_CONSIGNE:_
Mettez dans une liste JSON de chaînes uniquement les lignes des données ci-dessous qui vont du début jusqu'à la ligne contenant "table-row [0,119,743,203]", celle-ci comprise. Mettez une chaîne par ligne et omettez les lignes vides.

- - -

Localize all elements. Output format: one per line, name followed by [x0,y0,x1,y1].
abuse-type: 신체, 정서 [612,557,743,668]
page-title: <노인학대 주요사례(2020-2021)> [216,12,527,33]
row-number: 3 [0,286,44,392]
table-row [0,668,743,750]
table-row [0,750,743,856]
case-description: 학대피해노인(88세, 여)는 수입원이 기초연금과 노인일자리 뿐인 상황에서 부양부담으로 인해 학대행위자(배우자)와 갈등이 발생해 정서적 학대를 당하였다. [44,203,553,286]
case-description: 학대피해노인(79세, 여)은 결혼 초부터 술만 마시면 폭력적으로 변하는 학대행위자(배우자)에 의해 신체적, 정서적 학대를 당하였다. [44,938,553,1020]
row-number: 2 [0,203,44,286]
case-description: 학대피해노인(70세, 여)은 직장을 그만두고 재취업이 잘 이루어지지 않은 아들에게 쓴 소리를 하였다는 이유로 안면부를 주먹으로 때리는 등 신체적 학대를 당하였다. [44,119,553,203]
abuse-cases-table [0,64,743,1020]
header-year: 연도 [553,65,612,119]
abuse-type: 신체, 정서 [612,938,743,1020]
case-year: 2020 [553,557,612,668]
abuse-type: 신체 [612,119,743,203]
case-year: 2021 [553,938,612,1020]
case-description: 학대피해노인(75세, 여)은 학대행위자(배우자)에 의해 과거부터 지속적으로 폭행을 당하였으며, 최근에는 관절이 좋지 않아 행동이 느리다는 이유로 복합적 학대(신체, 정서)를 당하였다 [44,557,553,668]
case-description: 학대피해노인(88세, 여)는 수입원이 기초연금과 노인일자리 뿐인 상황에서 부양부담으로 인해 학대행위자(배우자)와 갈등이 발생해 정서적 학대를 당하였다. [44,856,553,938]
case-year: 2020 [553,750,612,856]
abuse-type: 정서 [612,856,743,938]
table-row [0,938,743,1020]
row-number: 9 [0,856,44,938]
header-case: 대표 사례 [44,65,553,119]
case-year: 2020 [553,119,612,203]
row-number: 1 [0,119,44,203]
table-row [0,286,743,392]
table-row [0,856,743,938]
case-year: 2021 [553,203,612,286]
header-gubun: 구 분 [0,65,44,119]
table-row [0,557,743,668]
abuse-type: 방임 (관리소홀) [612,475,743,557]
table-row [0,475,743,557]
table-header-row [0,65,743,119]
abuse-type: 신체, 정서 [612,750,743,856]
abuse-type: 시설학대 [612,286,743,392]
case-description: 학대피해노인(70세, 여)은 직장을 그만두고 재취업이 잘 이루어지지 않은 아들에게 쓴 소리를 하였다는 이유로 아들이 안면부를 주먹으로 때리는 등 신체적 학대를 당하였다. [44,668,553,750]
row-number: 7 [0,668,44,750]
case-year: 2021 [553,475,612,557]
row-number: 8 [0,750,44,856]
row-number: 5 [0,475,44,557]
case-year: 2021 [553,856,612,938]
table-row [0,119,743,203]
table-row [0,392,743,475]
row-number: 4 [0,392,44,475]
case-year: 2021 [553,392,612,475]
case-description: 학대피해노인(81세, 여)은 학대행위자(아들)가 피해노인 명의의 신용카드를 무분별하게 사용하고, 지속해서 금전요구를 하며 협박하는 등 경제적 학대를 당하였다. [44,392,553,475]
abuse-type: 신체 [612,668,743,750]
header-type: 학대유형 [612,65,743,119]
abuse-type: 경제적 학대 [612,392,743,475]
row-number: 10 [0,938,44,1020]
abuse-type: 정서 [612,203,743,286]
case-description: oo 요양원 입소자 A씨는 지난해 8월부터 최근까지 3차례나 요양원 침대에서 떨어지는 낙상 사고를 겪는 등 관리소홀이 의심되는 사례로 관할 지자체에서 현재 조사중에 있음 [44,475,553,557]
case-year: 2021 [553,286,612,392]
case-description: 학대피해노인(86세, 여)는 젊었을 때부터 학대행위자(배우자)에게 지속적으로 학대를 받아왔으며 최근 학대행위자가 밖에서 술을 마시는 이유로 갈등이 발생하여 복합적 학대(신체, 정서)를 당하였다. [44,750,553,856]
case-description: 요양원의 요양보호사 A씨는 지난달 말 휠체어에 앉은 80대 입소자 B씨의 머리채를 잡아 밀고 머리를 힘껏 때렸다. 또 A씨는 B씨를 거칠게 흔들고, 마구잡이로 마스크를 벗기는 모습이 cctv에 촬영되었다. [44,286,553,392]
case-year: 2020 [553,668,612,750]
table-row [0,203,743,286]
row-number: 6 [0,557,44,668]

- - -

_RÉSULTAT CI-DESSOUS:_
[
  "Localize all elements. Output format: one per line, name followed by [x0,y0,x1,y1].",
  "abuse-type: 신체, 정서 [612,557,743,668]",
  "page-title: <노인학대 주요사례(2020-2021)> [216,12,527,33]",
  "row-number: 3 [0,286,44,392]",
  "table-row [0,668,743,750]",
  "table-row [0,750,743,856]",
  "case-description: 학대피해노인(88세, 여)는 수입원이 기초연금과 노인일자리 뿐인 상황에서 부양부담으로 인해 학대행위자(배우자)와 갈등이 발생해 정서적 학대를 당하였다. [44,203,553,286]",
  "case-description: 학대피해노인(79세, 여)은 결혼 초부터 술만 마시면 폭력적으로 변하는 학대행위자(배우자)에 의해 신체적, 정서적 학대를 당하였다. [44,938,553,1020]",
  "row-number: 2 [0,203,44,286]",
  "case-description: 학대피해노인(70세, 여)은 직장을 그만두고 재취업이 잘 이루어지지 않은 아들에게 쓴 소리를 하였다는 이유로 안면부를 주먹으로 때리는 등 신체적 학대를 당하였다. [44,119,553,203]",
  "abuse-cases-table [0,64,743,1020]",
  "header-year: 연도 [553,65,612,119]",
  "abuse-type: 신체, 정서 [612,938,743,1020]",
  "case-year: 2020 [553,557,612,668]",
  "abuse-type: 신체 [612,119,743,203]",
  "case-year: 2021 [553,938,612,1020]",
  "case-description: 학대피해노인(75세, 여)은 학대행위자(배우자)에 의해 과거부터 지속적으로 폭행을 당하였으며, 최근에는 관절이 좋지 않아 행동이 느리다는 이유로 복합적 학대(신체, 정서)를 당하였다 [44,557,553,668]",
  "case-description: 학대피해노인(88세, 여)는 수입원이 기초연금과 노인일자리 뿐인 상황에서 부양부담으로 인해 학대행위자(배우자)와 갈등이 발생해 정서적 학대를 당하였다. [44,856,553,938]",
  "case-year: 2020 [553,750,612,856]",
  "abuse-type: 정서 [612,856,743,938]",
  "table-row [0,938,743,1020]",
  "row-number: 9 [0,856,44,938]",
  "header-case: 대표 사례 [44,65,553,119]",
  "case-year: 2020 [553,119,612,203]",
  "row-number: 1 [0,119,44,203]",
  "table-row [0,286,743,392]",
  "table-row [0,856,743,938]",
  "case-year: 2021 [553,203,612,286]",
  "header-gubun: 구 분 [0,65,44,119]",
  "table-row [0,557,743,668]",
  "abuse-type: 방임 (관리소홀) [612,475,743,557]",
  "table-row [0,475,743,557]",
  "table-header-row [0,65,743,119]",
  "abuse-type: 신체, 정서 [612,750,743,856]",
  "abuse-type: 시설학대 [612,286,743,392]",
  "case-description: 학대피해노인(70세, 여)은 직장을 그만두고 재취업이 잘 이루어지지 않은 아들에게 쓴 소리를 하였다는 이유로 아들이 안면부를 주먹으로 때리는 등 신체적 학대를 당하였다. [44,668,553,750]",
  "row-number: 7 [0,668,44,750]",
  "case-year: 2021 [553,475,612,557]",
  "row-number: 8 [0,750,44,856]",
  "row-number: 5 [0,475,44,557]",
  "case-year: 2021 [553,856,612,938]",
  "table-row [0,119,743,203]"
]